**Short exercise**
Using the records below, locate all lines containing "this" and return them.

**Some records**
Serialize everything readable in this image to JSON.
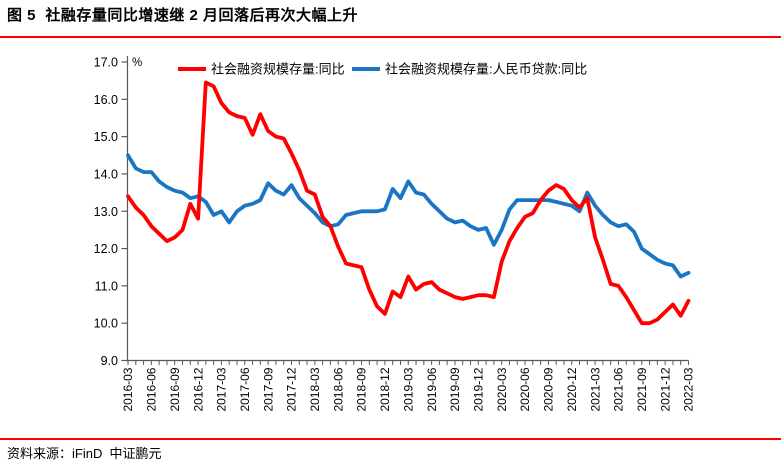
{
  "figure": {
    "title": "图 5  社融存量同比增速继 2 月回落后再次大幅上升",
    "source": "资料来源：iFinD  中证鹏元",
    "accent_rule_color": "#fe0000"
  },
  "chart_data": {
    "type": "line",
    "unit_label": "%",
    "ylim": [
      9.0,
      17.0
    ],
    "ytick_step": 1.0,
    "ytick_labels": [
      "17.0",
      "16.0",
      "15.0",
      "14.0",
      "13.0",
      "12.0",
      "11.0",
      "10.0",
      "9.0"
    ],
    "x_frequency": "monthly",
    "x_range": [
      "2016-03",
      "2022-03"
    ],
    "xtick_labels": [
      "2016-03",
      "2016-06",
      "2016-09",
      "2016-12",
      "2017-03",
      "2017-06",
      "2017-09",
      "2017-12",
      "2018-03",
      "2018-06",
      "2018-09",
      "2018-12",
      "2019-03",
      "2019-06",
      "2019-09",
      "2019-12",
      "2020-03",
      "2020-06",
      "2020-09",
      "2020-12",
      "2021-03",
      "2021-06",
      "2021-09",
      "2021-12",
      "2022-03"
    ],
    "grid": false,
    "legend_position": "top",
    "axis_color": "#595959",
    "series": [
      {
        "name": "社会融资规模存量:同比",
        "color": "#fe0000",
        "values": [
          13.4,
          13.1,
          12.9,
          12.6,
          12.4,
          12.2,
          12.3,
          12.5,
          13.2,
          12.8,
          16.45,
          16.35,
          15.9,
          15.65,
          15.55,
          15.5,
          15.05,
          15.6,
          15.15,
          15.0,
          14.95,
          14.55,
          14.1,
          13.55,
          13.45,
          12.85,
          12.6,
          12.05,
          11.6,
          11.55,
          11.5,
          10.9,
          10.45,
          10.25,
          10.85,
          10.7,
          11.25,
          10.9,
          11.05,
          11.1,
          10.9,
          10.8,
          10.7,
          10.65,
          10.7,
          10.75,
          10.75,
          10.7,
          11.65,
          12.2,
          12.55,
          12.85,
          12.95,
          13.3,
          13.55,
          13.7,
          13.6,
          13.3,
          13.1,
          13.35,
          12.3,
          11.7,
          11.05,
          11.0,
          10.7,
          10.35,
          10.0,
          10.0,
          10.1,
          10.3,
          10.5,
          10.2,
          10.6
        ]
      },
      {
        "name": "社会融资规模存量:人民币贷款:同比",
        "color": "#1b75c5",
        "values": [
          14.5,
          14.15,
          14.05,
          14.05,
          13.8,
          13.65,
          13.55,
          13.5,
          13.35,
          13.4,
          13.25,
          12.9,
          13.0,
          12.7,
          13.0,
          13.15,
          13.2,
          13.3,
          13.75,
          13.55,
          13.45,
          13.7,
          13.35,
          13.15,
          12.95,
          12.7,
          12.6,
          12.65,
          12.9,
          12.95,
          13.0,
          13.0,
          13.0,
          13.05,
          13.6,
          13.35,
          13.8,
          13.5,
          13.45,
          13.2,
          13.0,
          12.8,
          12.7,
          12.75,
          12.6,
          12.5,
          12.55,
          12.1,
          12.5,
          13.05,
          13.3,
          13.3,
          13.3,
          13.3,
          13.3,
          13.25,
          13.2,
          13.15,
          13.0,
          13.5,
          13.15,
          12.9,
          12.7,
          12.6,
          12.65,
          12.45,
          12.0,
          11.85,
          11.7,
          11.6,
          11.55,
          11.25,
          11.35
        ]
      }
    ]
  }
}
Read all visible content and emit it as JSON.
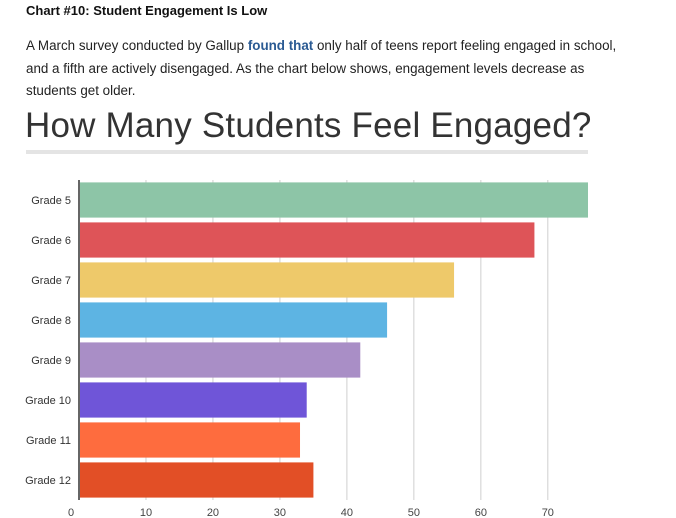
{
  "article": {
    "heading": "Chart #10: Student Engagement Is Low",
    "intro_before_link": "A March survey conducted by Gallup ",
    "intro_link": "found that",
    "intro_after_link": " only half of teens report feeling engaged in school, and a fifth are actively disengaged. As the chart below shows, engagement levels decrease as students get older."
  },
  "chart_data": {
    "type": "bar",
    "orientation": "horizontal",
    "title": "How Many Students Feel Engaged?",
    "xlabel": "",
    "ylabel": "",
    "categories": [
      "Grade 5",
      "Grade 6",
      "Grade 7",
      "Grade 8",
      "Grade 9",
      "Grade 10",
      "Grade 11",
      "Grade 12"
    ],
    "values": [
      76,
      68,
      56,
      46,
      42,
      34,
      33,
      35
    ],
    "colors": [
      "#8dc5a7",
      "#de5458",
      "#eec96a",
      "#5db4e3",
      "#a98ec6",
      "#6f55d8",
      "#fe6c3e",
      "#e24f26"
    ],
    "xlim": [
      0,
      76
    ],
    "xticks": [
      0,
      10,
      20,
      30,
      40,
      50,
      60,
      70
    ],
    "grid": true
  }
}
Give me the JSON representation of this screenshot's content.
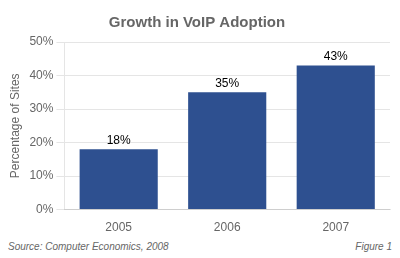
{
  "chart_data": {
    "type": "bar",
    "title": "Growth in VoIP Adoption",
    "categories": [
      "2005",
      "2006",
      "2007"
    ],
    "values": [
      18,
      35,
      43
    ],
    "value_labels": [
      "18%",
      "35%",
      "43%"
    ],
    "data_labels": true,
    "color": "#2E5090",
    "ylabel": "Percentage of Sites",
    "ylim": [
      0,
      50
    ],
    "yticks": [
      {
        "value": 0,
        "label": "0%"
      },
      {
        "value": 10,
        "label": "10%"
      },
      {
        "value": 20,
        "label": "20%"
      },
      {
        "value": 30,
        "label": "30%"
      },
      {
        "value": 40,
        "label": "40%"
      },
      {
        "value": 50,
        "label": "50%"
      }
    ],
    "grid": true,
    "annotations": [
      "Source: Computer Economics, 2008",
      "Figure 1"
    ]
  }
}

**Expected answer**
Serialize everything readable in this image to JSON.
Give me the JSON representation of this screenshot's content.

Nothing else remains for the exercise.